Stated exercise → Rewrite the records below with every "toggle-knob" changed to "switch-knob" and all other text left unchanged, and leave the pictures out of your answer.
== == ==
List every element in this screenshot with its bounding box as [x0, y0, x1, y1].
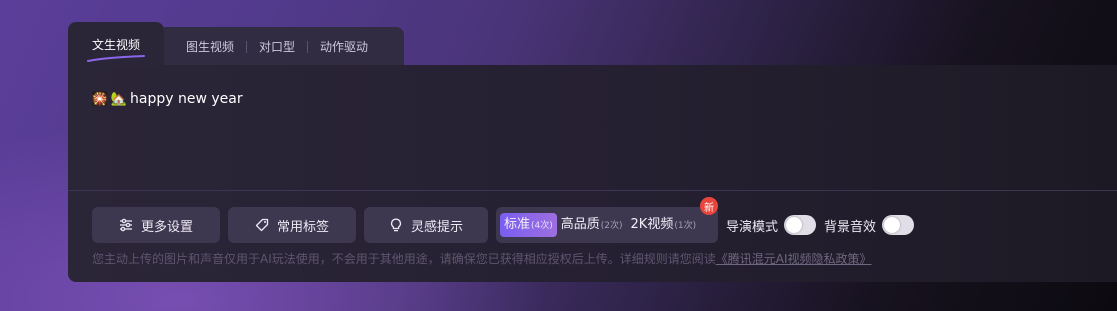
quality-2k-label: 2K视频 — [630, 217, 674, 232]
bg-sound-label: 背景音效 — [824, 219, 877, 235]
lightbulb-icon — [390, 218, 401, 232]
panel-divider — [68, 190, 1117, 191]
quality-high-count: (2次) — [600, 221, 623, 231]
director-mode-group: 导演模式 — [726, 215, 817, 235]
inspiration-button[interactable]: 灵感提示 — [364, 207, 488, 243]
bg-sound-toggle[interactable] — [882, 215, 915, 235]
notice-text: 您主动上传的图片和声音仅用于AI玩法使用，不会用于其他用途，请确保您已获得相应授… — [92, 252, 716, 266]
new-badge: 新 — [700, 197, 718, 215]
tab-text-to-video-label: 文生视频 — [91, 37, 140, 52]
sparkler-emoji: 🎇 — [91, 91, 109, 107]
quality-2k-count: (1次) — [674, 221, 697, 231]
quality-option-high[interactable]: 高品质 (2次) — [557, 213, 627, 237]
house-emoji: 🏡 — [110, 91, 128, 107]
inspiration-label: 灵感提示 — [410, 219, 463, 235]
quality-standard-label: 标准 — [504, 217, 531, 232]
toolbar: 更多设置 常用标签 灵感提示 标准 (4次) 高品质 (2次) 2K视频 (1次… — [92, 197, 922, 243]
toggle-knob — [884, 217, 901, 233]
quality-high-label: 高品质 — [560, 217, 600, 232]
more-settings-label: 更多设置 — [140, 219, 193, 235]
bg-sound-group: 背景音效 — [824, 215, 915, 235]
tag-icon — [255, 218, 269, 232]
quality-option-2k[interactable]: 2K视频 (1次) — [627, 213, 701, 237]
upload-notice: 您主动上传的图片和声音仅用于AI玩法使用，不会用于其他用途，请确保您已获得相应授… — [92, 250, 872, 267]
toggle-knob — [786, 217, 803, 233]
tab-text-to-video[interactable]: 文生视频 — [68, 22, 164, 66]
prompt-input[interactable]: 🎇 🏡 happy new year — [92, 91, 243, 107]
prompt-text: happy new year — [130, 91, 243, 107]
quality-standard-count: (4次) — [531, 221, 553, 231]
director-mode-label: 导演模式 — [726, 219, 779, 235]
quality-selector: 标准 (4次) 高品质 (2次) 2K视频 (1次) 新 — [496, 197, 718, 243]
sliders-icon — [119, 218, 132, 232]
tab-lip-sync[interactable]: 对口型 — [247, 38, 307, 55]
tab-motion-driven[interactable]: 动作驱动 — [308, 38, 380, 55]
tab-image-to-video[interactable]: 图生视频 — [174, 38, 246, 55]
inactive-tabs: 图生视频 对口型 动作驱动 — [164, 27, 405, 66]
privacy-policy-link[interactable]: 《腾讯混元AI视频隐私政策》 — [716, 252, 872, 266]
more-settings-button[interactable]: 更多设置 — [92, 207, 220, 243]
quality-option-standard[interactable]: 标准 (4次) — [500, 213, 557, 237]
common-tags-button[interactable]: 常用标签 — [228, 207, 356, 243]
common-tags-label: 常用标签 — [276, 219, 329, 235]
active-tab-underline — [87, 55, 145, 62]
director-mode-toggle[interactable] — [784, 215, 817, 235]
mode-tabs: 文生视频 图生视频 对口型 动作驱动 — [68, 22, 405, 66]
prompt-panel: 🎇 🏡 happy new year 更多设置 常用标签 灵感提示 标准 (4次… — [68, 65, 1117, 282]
== == ==
Answer for this exercise →
List every element in this screenshot with its bounding box as [x0, y0, x1, y1].
quality-2k-label: 2K视频 — [630, 217, 674, 232]
bg-sound-label: 背景音效 — [824, 219, 877, 235]
lightbulb-icon — [390, 218, 401, 232]
panel-divider — [68, 190, 1117, 191]
quality-high-count: (2次) — [600, 221, 623, 231]
director-mode-group: 导演模式 — [726, 215, 817, 235]
inspiration-button[interactable]: 灵感提示 — [364, 207, 488, 243]
bg-sound-toggle[interactable] — [882, 215, 915, 235]
notice-text: 您主动上传的图片和声音仅用于AI玩法使用，不会用于其他用途，请确保您已获得相应授… — [92, 252, 716, 266]
new-badge: 新 — [700, 197, 718, 215]
tab-text-to-video-label: 文生视频 — [91, 37, 140, 52]
sparkler-emoji: 🎇 — [91, 91, 109, 107]
quality-2k-count: (1次) — [674, 221, 697, 231]
quality-option-high[interactable]: 高品质 (2次) — [557, 213, 627, 237]
house-emoji: 🏡 — [110, 91, 128, 107]
inspiration-label: 灵感提示 — [410, 219, 463, 235]
quality-standard-label: 标准 — [504, 217, 531, 232]
toolbar: 更多设置 常用标签 灵感提示 标准 (4次) 高品质 (2次) 2K视频 (1次… — [92, 197, 922, 243]
switch-knob — [884, 217, 901, 233]
quality-high-label: 高品质 — [560, 217, 600, 232]
more-settings-label: 更多设置 — [140, 219, 193, 235]
bg-sound-group: 背景音效 — [824, 215, 915, 235]
tag-icon — [255, 218, 269, 232]
quality-option-2k[interactable]: 2K视频 (1次) — [627, 213, 701, 237]
upload-notice: 您主动上传的图片和声音仅用于AI玩法使用，不会用于其他用途，请确保您已获得相应授… — [92, 250, 872, 267]
switch-knob — [786, 217, 803, 233]
tab-text-to-video[interactable]: 文生视频 — [68, 22, 164, 66]
prompt-input[interactable]: 🎇 🏡 happy new year — [92, 91, 243, 107]
prompt-text: happy new year — [130, 91, 243, 107]
quality-standard-count: (4次) — [531, 221, 553, 231]
director-mode-label: 导演模式 — [726, 219, 779, 235]
quality-selector: 标准 (4次) 高品质 (2次) 2K视频 (1次) 新 — [496, 197, 718, 243]
sliders-icon — [119, 218, 132, 232]
tab-lip-sync[interactable]: 对口型 — [247, 38, 307, 55]
tab-motion-driven[interactable]: 动作驱动 — [308, 38, 380, 55]
tab-image-to-video[interactable]: 图生视频 — [174, 38, 246, 55]
inactive-tabs: 图生视频 对口型 动作驱动 — [164, 27, 405, 66]
privacy-policy-link[interactable]: 《腾讯混元AI视频隐私政策》 — [716, 252, 872, 266]
more-settings-button[interactable]: 更多设置 — [92, 207, 220, 243]
quality-option-standard[interactable]: 标准 (4次) — [500, 213, 557, 237]
common-tags-button[interactable]: 常用标签 — [228, 207, 356, 243]
common-tags-label: 常用标签 — [276, 219, 329, 235]
active-tab-underline — [87, 55, 145, 62]
director-mode-toggle[interactable] — [784, 215, 817, 235]
mode-tabs: 文生视频 图生视频 对口型 动作驱动 — [68, 22, 405, 66]
prompt-panel: 🎇 🏡 happy new year 更多设置 常用标签 灵感提示 标准 (4次… — [68, 65, 1117, 282]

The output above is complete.